Go through the entries and transcribe each one exactly, dropping the pictures.

·····

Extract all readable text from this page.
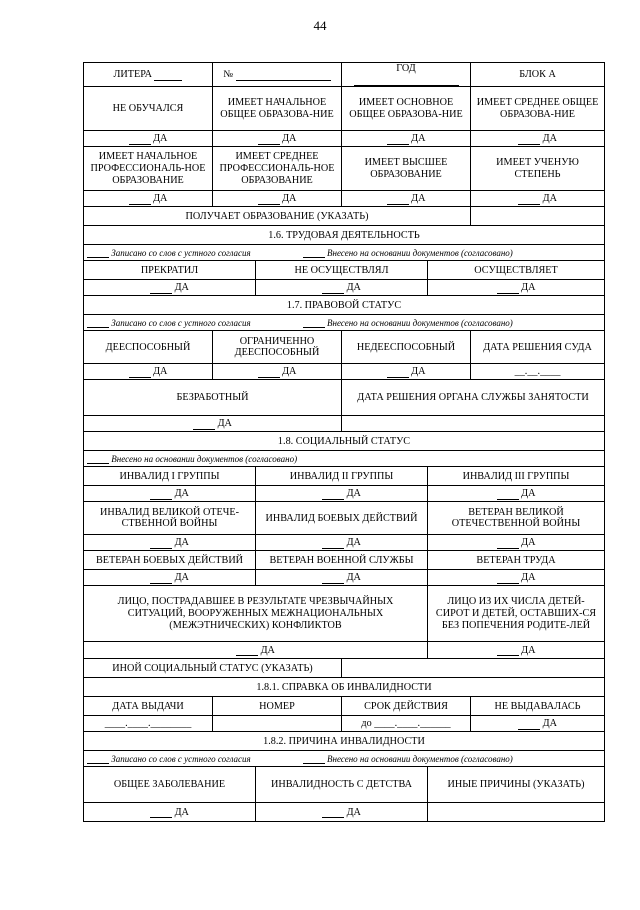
44
ЛИТЕРА	№		ГОД		БЛОК А
НЕ ОБУЧАЛСЯ	ИМЕЕТ НАЧАЛЬНОЕ ОБЩЕЕ ОБРАЗОВА-НИЕ		ИМЕЕТ ОСНОВНОЕ ОБЩЕЕ ОБРАЗОВА-НИЕ		ИМЕЕТ СРЕДНЕЕ ОБЩЕЕ ОБРАЗОВА-НИЕ
ДА	ДА		ДА		ДА
ИМЕЕТ НАЧАЛЬНОЕ ПРОФЕССИОНАЛЬ-НОЕ ОБРАЗОВАНИЕ	ИМЕЕТ СРЕДНЕЕ ПРОФЕССИОНАЛЬ-НОЕ ОБРАЗОВАНИЕ		ИМЕЕТ ВЫСШЕЕ ОБРАЗОВАНИЕ		ИМЕЕТ УЧЕНУЮ СТЕПЕНЬ
ДА	ДА		ДА		ДА
ПОЛУЧАЕТ ОБРАЗОВАНИЕ (УКАЗАТЬ)					
1.6. ТРУДОВАЯ ДЕЯТЕЛЬНОСТЬ					
Записано со слов с устного согласия Внесено на основании документов (согласовано)					
ПРЕКРАТИЛ		НЕ ОСУЩЕСТВЛЯЛ		ОСУЩЕСТВЛЯЕТ	
ДА		ДА		ДА	
1.7. ПРАВОВОЙ СТАТУС					
Записано со слов с устного согласия Внесено на основании документов (согласовано)					
ДЕЕСПОСОБНЫЙ	ОГРАНИЧЕННО ДЕЕСПОСОБНЫЙ		НЕДЕЕСПОСОБНЫЙ		ДАТА РЕШЕНИЯ СУДА
ДА	ДА		ДА		__.__.____
БЕЗРАБОТНЫЙ			ДАТА РЕШЕНИЯ ОРГАНА СЛУЖБЫ ЗАНЯТОСТИ		
ДА					
1.8. СОЦИАЛЬНЫЙ СТАТУС					
Внесено на основании документов (согласовано)					
ИНВАЛИД I ГРУППЫ		ИНВАЛИД II ГРУППЫ		ИНВАЛИД III ГРУППЫ	
ДА		ДА		ДА	
ИНВАЛИД ВЕЛИКОЙ ОТЕЧЕ-СТВЕННОЙ ВОЙНЫ		ИНВАЛИД БОЕВЫХ ДЕЙСТВИЙ		ВЕТЕРАН ВЕЛИКОЙ ОТЕЧЕСТВЕННОЙ ВОЙНЫ	
ДА		ДА		ДА	
ВЕТЕРАН БОЕВЫХ ДЕЙСТВИЙ		ВЕТЕРАН ВОЕННОЙ СЛУЖБЫ		ВЕТЕРАН ТРУДА	
ДА		ДА		ДА	
ЛИЦО, ПОСТРАДАВШЕЕ В РЕЗУЛЬТАТЕ ЧРЕЗВЫЧАЙНЫХ СИТУАЦИЙ, ВООРУЖЕННЫХ МЕЖНАЦИОНАЛЬНЫХ (МЕЖЭТНИЧЕСКИХ) КОНФЛИКТОВ				ЛИЦО ИЗ ИХ ЧИСЛА ДЕТЕЙ-СИРОТ И ДЕТЕЙ, ОСТАВШИХ-СЯ БЕЗ ПОПЕЧЕНИЯ РОДИТЕ-ЛЕЙ	
ДА				ДА	
ИНОЙ СОЦИАЛЬНЫЙ СТАТУС (УКАЗАТЬ)					
1.8.1. СПРАВКА ОБ ИНВАЛИДНОСТИ					
ДАТА ВЫДАЧИ	НОМЕР		СРОК ДЕЙСТВИЯ		НЕ ВЫДАВАЛАСЬ
____.____.________			до ____.____.______		ДА
1.8.2. ПРИЧИНА ИНВАЛИДНОСТИ					
Записано со слов с устного согласия Внесено на основании документов (согласовано)					
ОБЩЕЕ ЗАБОЛЕВАНИЕ		ИНВАЛИДНОСТЬ С ДЕТСТВА		ИНЫЕ ПРИЧИНЫ (УКАЗАТЬ)	
ДА		ДА			
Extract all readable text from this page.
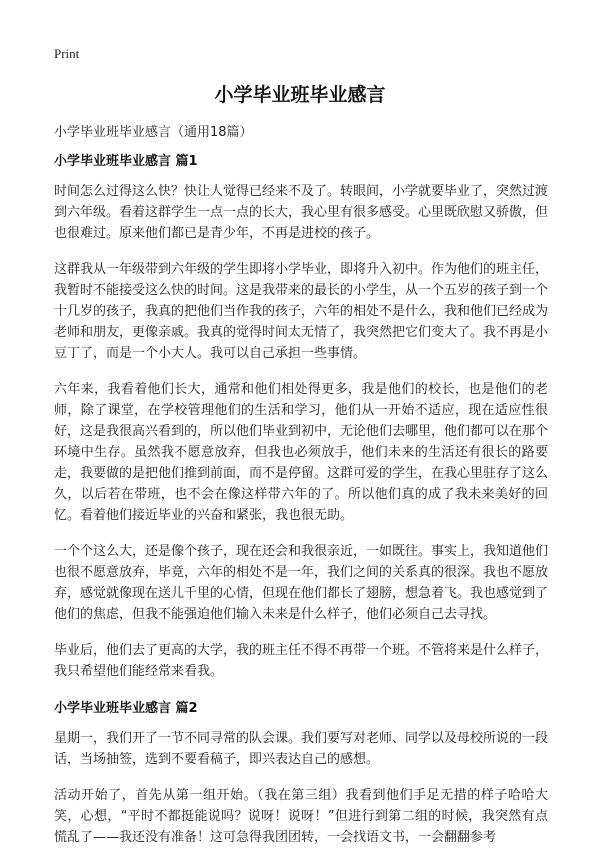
Print
小学毕业班毕业感言
小学毕业班毕业感言（通用18篇）
小学毕业班毕业感言 篇1

时间怎么过得这么快？快让人觉得已经来不及了。转眼间，小学就要毕业了，突然过渡到六年级。看着这群学生一点一点的长大，我心里有很多感受。心里既欣慰又骄傲，但也很难过。原来他们都已是青少年，不再是进校的孩子。

这群我从一年级带到六年级的学生即将小学毕业，即将升入初中。作为他们的班主任，我暂时不能接受这么快的时间。这是我带来的最长的小学生，从一个五岁的孩子到一个十几岁的孩子，我真的把他们当作我的孩子，六年的相处不是什么，我和他们已经成为老师和朋友，更像亲戚。我真的觉得时间太无情了，我突然把它们变大了。我不再是小豆丁了，而是一个小大人。我可以自己承担一些事情。

六年来，我看着他们长大，通常和他们相处得更多，我是他们的校长，也是他们的老师，除了课堂，在学校管理他们的生活和学习，他们从一开始不适应，现在适应性很好，这是我很高兴看到的，所以他们毕业到初中，无论他们去哪里，他们都可以在那个环境中生存。虽然我不愿意放弃，但我也必须放手，他们未来的生活还有很长的路要走，我要做的是把他们推到前面，而不是停留。这群可爱的学生，在我心里驻存了这么久，以后若在带班，也不会在像这样带六年的了。所以他们真的成了我未来美好的回忆。看着他们接近毕业的兴奋和紧张，我也很无助。

一个个这么大，还是像个孩子，现在还会和我很亲近，一如既往。事实上，我知道他们也很不愿意放弃，毕竟，六年的相处不是一年，我们之间的关系真的很深。我也不愿放弃，感觉就像现在送儿千里的心情，但现在他们都长了翅膀，想急着飞。我也感觉到了他们的焦虑，但我不能强迫他们输入未来是什么样子，他们必须自己去寻找。

毕业后，他们去了更高的大学，我的班主任不得不再带一个班。不管将来是什么样子，我只希望他们能经常来看我。

小学毕业班毕业感言 篇2

星期一，我们开了一节不同寻常的队会课。我们要写对老师、同学以及母校所说的一段话，当场抽签，选到不要看稿子，即兴表达自己的感想。

活动开始了，首先从第一组开始。（我在第三组）我看到他们手足无措的样子哈哈大笑，心想，“平时不都挺能说吗？说呀！说呀！”但进行到第二组的时候，我突然有点慌乱了——我还没有准备！这可急得我团团转，一会找语文书，一会翻翻参考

·····

Task result
Extract all readable text from this page.
44
ЛИТЕРА	№		ГОД		БЛОК А
НЕ ОБУЧАЛСЯ	ИМЕЕТ НАЧАЛЬНОЕ ОБЩЕЕ ОБРАЗОВА-НИЕ		ИМЕЕТ ОСНОВНОЕ ОБЩЕЕ ОБРАЗОВА-НИЕ		ИМЕЕТ СРЕДНЕЕ ОБЩЕЕ ОБРАЗОВА-НИЕ
ДА	ДА		ДА		ДА
ИМЕЕТ НАЧАЛЬНОЕ ПРОФЕССИОНАЛЬ-НОЕ ОБРАЗОВАНИЕ	ИМЕЕТ СРЕДНЕЕ ПРОФЕССИОНАЛЬ-НОЕ ОБРАЗОВАНИЕ		ИМЕЕТ ВЫСШЕЕ ОБРАЗОВАНИЕ		ИМЕЕТ УЧЕНУЮ СТЕПЕНЬ
ДА	ДА		ДА		ДА
ПОЛУЧАЕТ ОБРАЗОВАНИЕ (УКАЗАТЬ)					
1.6. ТРУДОВАЯ ДЕЯТЕЛЬНОСТЬ					
Записано со слов с устного согласия Внесено на основании документов (согласовано)					
ПРЕКРАТИЛ		НЕ ОСУЩЕСТВЛЯЛ		ОСУЩЕСТВЛЯЕТ	
ДА		ДА		ДА	
1.7. ПРАВОВОЙ СТАТУС					
Записано со слов с устного согласия Внесено на основании документов (согласовано)					
ДЕЕСПОСОБНЫЙ	ОГРАНИЧЕННО ДЕЕСПОСОБНЫЙ		НЕДЕЕСПОСОБНЫЙ		ДАТА РЕШЕНИЯ СУДА
ДА	ДА		ДА		__.__.____
БЕЗРАБОТНЫЙ			ДАТА РЕШЕНИЯ ОРГАНА СЛУЖБЫ ЗАНЯТОСТИ		
ДА					
1.8. СОЦИАЛЬНЫЙ СТАТУС					
Внесено на основании документов (согласовано)					
ИНВАЛИД I ГРУППЫ		ИНВАЛИД II ГРУППЫ		ИНВАЛИД III ГРУППЫ	
ДА		ДА		ДА	
ИНВАЛИД ВЕЛИКОЙ ОТЕЧЕ-СТВЕННОЙ ВОЙНЫ		ИНВАЛИД БОЕВЫХ ДЕЙСТВИЙ		ВЕТЕРАН ВЕЛИКОЙ ОТЕЧЕСТВЕННОЙ ВОЙНЫ	
ДА		ДА		ДА	
ВЕТЕРАН БОЕВЫХ ДЕЙСТВИЙ		ВЕТЕРАН ВОЕННОЙ СЛУЖБЫ		ВЕТЕРАН ТРУДА	
ДА		ДА		ДА	
ЛИЦО, ПОСТРАДАВШЕЕ В РЕЗУЛЬТАТЕ ЧРЕЗВЫЧАЙНЫХ СИТУАЦИЙ, ВООРУЖЕННЫХ МЕЖНАЦИОНАЛЬНЫХ (МЕЖЭТНИЧЕСКИХ) КОНФЛИКТОВ				ЛИЦО ИЗ ИХ ЧИСЛА ДЕТЕЙ-СИРОТ И ДЕТЕЙ, ОСТАВШИХ-СЯ БЕЗ ПОПЕЧЕНИЯ РОДИТЕ-ЛЕЙ	
ДА				ДА	
ИНОЙ СОЦИАЛЬНЫЙ СТАТУС (УКАЗАТЬ)					
1.8.1. СПРАВКА ОБ ИНВАЛИДНОСТИ					
ДАТА ВЫДАЧИ	НОМЕР		СРОК ДЕЙСТВИЯ		НЕ ВЫДАВАЛАСЬ
____.____.________			до ____.____.______		ДА
1.8.2. ПРИЧИНА ИНВАЛИДНОСТИ					
Записано со слов с устного согласия Внесено на основании документов (согласовано)					
ОБЩЕЕ ЗАБОЛЕВАНИЕ		ИНВАЛИДНОСТЬ С ДЕТСТВА		ИНЫЕ ПРИЧИНЫ (УКАЗАТЬ)	
ДА		ДА			
Extract all readable text from this page.
Print
小学毕业班毕业感言
小学毕业班毕业感言（通用18篇）
小学毕业班毕业感言 篇1

时间怎么过得这么快？快让人觉得已经来不及了。转眼间，小学就要毕业了，突然过渡到六年级。看着这群学生一点一点的长大，我心里有很多感受。心里既欣慰又骄傲，但也很难过。原来他们都已是青少年，不再是进校的孩子。

这群我从一年级带到六年级的学生即将小学毕业，即将升入初中。作为他们的班主任，我暂时不能接受这么快的时间。这是我带来的最长的小学生，从一个五岁的孩子到一个十几岁的孩子，我真的把他们当作我的孩子，六年的相处不是什么，我和他们已经成为老师和朋友，更像亲戚。我真的觉得时间太无情了，我突然把它们变大了。我不再是小豆丁了，而是一个小大人。我可以自己承担一些事情。

六年来，我看着他们长大，通常和他们相处得更多，我是他们的校长，也是他们的老师，除了课堂，在学校管理他们的生活和学习，他们从一开始不适应，现在适应性很好，这是我很高兴看到的，所以他们毕业到初中，无论他们去哪里，他们都可以在那个环境中生存。虽然我不愿意放弃，但我也必须放手，他们未来的生活还有很长的路要走，我要做的是把他们推到前面，而不是停留。这群可爱的学生，在我心里驻存了这么久，以后若在带班，也不会在像这样带六年的了。所以他们真的成了我未来美好的回忆。看着他们接近毕业的兴奋和紧张，我也很无助。

一个个这么大，还是像个孩子，现在还会和我很亲近，一如既往。事实上，我知道他们也很不愿意放弃，毕竟，六年的相处不是一年，我们之间的关系真的很深。我也不愿放弃，感觉就像现在送儿千里的心情，但现在他们都长了翅膀，想急着飞。我也感觉到了他们的焦虑，但我不能强迫他们输入未来是什么样子，他们必须自己去寻找。

毕业后，他们去了更高的大学，我的班主任不得不再带一个班。不管将来是什么样子，我只希望他们能经常来看我。

小学毕业班毕业感言 篇2

星期一，我们开了一节不同寻常的队会课。我们要写对老师、同学以及母校所说的一段话，当场抽签，选到不要看稿子，即兴表达自己的感想。

活动开始了，首先从第一组开始。（我在第三组）我看到他们手足无措的样子哈哈大笑，心想，“平时不都挺能说吗？说呀！说呀！”但进行到第二组的时候，我突然有点慌乱了——我还没有准备！这可急得我团团转，一会找语文书，一会翻翻参考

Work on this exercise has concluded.